- OBJECTIVE
Identify the lines containing the word "from". Copy each one.

Stored data:
########
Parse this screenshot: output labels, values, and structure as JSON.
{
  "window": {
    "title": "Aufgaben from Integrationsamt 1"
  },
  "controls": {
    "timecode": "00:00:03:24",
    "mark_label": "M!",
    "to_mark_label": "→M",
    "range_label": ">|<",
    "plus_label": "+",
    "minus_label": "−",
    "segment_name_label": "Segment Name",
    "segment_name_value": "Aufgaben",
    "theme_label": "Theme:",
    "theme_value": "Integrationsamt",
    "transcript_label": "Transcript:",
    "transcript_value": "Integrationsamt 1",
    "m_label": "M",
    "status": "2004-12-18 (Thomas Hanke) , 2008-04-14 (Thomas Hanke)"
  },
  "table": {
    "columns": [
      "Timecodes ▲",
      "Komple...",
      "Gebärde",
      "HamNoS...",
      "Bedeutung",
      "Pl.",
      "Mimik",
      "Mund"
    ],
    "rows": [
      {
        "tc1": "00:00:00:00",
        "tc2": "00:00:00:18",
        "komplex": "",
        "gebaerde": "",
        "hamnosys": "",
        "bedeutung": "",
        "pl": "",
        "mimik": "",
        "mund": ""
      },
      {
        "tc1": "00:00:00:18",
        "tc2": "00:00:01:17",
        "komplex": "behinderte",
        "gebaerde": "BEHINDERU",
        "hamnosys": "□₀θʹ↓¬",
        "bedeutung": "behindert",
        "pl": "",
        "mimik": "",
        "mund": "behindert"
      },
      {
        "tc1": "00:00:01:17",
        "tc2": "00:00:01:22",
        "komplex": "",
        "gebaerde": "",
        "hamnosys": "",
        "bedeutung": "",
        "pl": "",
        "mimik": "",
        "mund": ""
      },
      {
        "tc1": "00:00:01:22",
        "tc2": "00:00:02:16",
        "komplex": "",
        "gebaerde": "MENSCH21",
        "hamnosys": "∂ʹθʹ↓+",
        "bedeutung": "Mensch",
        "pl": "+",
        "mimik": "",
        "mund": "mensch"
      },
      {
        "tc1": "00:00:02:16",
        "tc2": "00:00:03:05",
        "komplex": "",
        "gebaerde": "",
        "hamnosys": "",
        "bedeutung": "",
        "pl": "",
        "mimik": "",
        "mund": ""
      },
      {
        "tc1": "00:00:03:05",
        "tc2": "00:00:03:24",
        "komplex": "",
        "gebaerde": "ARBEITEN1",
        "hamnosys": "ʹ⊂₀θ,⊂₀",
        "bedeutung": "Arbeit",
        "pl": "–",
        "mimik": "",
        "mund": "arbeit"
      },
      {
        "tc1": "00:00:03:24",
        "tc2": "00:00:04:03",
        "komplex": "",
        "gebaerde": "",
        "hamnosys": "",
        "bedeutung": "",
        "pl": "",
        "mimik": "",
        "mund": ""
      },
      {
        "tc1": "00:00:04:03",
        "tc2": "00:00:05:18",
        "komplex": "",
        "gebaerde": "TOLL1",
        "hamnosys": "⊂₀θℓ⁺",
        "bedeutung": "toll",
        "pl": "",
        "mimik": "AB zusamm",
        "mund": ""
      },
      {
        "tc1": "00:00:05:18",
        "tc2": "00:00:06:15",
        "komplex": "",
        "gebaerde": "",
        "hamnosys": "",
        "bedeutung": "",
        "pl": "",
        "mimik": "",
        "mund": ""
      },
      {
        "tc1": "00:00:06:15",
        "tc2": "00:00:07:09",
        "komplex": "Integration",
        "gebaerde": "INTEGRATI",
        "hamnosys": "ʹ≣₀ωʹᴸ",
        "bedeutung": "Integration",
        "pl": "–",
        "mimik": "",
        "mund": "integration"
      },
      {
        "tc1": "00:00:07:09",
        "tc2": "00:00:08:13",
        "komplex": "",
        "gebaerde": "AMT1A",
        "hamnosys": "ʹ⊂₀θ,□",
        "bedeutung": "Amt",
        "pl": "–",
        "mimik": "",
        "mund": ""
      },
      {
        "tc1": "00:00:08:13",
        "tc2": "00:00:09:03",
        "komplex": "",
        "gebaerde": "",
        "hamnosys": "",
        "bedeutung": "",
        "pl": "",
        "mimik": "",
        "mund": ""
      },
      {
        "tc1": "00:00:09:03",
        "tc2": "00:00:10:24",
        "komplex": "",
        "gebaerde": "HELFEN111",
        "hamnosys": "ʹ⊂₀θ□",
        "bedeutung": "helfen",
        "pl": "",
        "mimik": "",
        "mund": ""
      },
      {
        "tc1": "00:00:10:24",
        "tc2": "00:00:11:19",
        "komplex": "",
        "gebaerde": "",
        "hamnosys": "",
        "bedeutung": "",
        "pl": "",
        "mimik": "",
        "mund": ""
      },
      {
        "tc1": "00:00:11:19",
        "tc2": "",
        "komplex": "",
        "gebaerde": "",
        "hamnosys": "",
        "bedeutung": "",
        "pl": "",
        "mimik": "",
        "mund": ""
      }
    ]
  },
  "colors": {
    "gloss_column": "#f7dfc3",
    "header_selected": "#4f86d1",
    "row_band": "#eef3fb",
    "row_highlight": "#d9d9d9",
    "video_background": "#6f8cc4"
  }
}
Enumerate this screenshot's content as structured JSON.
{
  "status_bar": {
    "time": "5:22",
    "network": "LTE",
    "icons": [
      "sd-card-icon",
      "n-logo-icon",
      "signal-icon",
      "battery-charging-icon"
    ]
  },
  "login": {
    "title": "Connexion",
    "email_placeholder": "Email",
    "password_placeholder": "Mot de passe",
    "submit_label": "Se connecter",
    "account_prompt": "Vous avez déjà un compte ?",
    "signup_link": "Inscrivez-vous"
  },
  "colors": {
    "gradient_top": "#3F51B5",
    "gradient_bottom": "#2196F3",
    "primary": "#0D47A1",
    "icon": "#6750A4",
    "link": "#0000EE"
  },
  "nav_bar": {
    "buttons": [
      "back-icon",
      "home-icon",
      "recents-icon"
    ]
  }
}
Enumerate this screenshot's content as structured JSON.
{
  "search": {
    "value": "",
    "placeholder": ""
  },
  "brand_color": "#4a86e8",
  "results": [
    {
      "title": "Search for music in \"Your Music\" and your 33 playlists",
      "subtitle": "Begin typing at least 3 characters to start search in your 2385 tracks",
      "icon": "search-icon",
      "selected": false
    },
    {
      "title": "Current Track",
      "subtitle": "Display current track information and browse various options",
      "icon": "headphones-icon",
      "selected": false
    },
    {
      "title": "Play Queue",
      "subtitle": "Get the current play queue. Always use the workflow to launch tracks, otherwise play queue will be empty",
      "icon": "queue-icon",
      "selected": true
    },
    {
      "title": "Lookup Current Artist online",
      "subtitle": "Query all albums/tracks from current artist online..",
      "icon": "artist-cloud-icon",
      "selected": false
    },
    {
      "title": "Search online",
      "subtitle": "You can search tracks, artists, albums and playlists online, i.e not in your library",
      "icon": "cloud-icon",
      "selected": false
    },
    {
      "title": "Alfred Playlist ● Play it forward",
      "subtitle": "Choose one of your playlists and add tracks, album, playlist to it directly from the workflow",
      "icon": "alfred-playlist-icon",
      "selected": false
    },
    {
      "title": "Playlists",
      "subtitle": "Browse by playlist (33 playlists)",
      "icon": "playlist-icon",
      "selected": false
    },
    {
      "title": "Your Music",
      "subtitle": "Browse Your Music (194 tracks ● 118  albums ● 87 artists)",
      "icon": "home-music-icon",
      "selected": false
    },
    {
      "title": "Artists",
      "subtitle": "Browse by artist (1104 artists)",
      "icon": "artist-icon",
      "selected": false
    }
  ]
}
########
- PROBLEM SOLUTION
    "title": "Aufgaben from Integrationsamt 1"
      "subtitle": "Query all albums/tracks from current artist online..",
      "subtitle": "Choose one of your playlists and add tracks, album, playlist to it directly from the workflow",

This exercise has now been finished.